[Work instructions] For every line in the data below that contains "CPĐD", copy the line.

[Records for processing]
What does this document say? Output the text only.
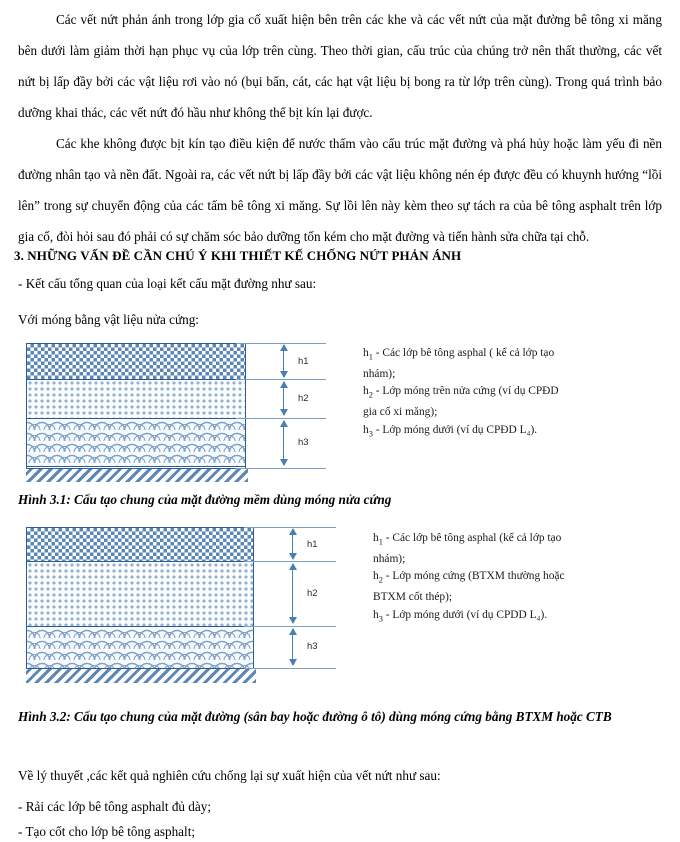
Các vết nứt phản ánh trong lớp gia cố xuất hiện bên trên các khe và các vết nứt của mặt đường bê tông xi măng bên dưới làm giảm thời hạn phục vụ của lớp trên cùng. Theo thời gian, cấu trúc của chúng trở nên thất thường, các vết nứt bị lấp đầy bởi các vật liệu rơi vào nó (bụi bẩn, cát, các hạt vật liệu bị bong ra từ lớp trên cùng). Trong quá trình bảo dưỡng khai thác, các vết nứt đó hầu như không thể bịt kín lại được.
Các khe không được bịt kín tạo điều kiện để nước thấm vào cấu trúc mặt đường và phá hủy hoặc làm yếu đi nền đường nhân tạo và nền đất. Ngoài ra, các vết nứt bị lấp đầy bởi các vật liệu không nén ép được đều có khuynh hướng “lồi lên” trong sự chuyển động của các tấm bê tông xi măng. Sự lồi lên này kèm theo sự tách ra của bê tông asphalt trên lớp gia cố, đòi hỏi sau đó phải có sự chăm sóc bảo dưỡng tốn kém cho mặt đường và tiến hành sửa chữa tại chỗ.
3. NHỮNG VẤN ĐỀ CẦN CHÚ Ý KHI THIẾT KẾ CHỐNG NỨT PHẢN ÁNH
- Kết cấu tổng quan của loại kết cấu mặt đường như sau:
Với móng bằng vật liệu nửa cứng:
h1
h2
h3
$h_1$ - Các lớp bê tông asphal ( kể cả lớp tạo
nhám);
$h_2$ - Lớp móng trên nửa cứng (ví dụ CPĐD
gia cố xi măng);
$h_3$ - Lớp móng dưới (ví dụ CPĐD L₄).
Hình 3.1: Cấu tạo chung của mặt đường mềm dùng móng nửa cứng
h1
h2
h3
$h_1$ - Các lớp bê tông asphal (kể cả lớp tạo
nhám);
$h_2$ - Lớp móng cứng (BTXM thường hoặc
BTXM cốt thép);
$h_3$ - Lớp móng dưới (ví dụ CPDD L₄).
Hình 3.2: Cấu tạo chung của mặt đường (sân bay hoặc đường ô tô) dùng móng cứng bằng BTXM hoặc CTB
Về lý thuyết ,các kết quả nghiên cứu chống lại sự xuất hiện của vết nứt như sau:
- Rải các lớp bê tông asphalt đủ dày;
- Tạo cốt cho lớp bê tông asphalt;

[Solution to this problem]
$h_2$ - Lớp móng trên nửa cứng (ví dụ CPĐD
$h_3$ - Lớp móng dưới (ví dụ CPĐD L₄).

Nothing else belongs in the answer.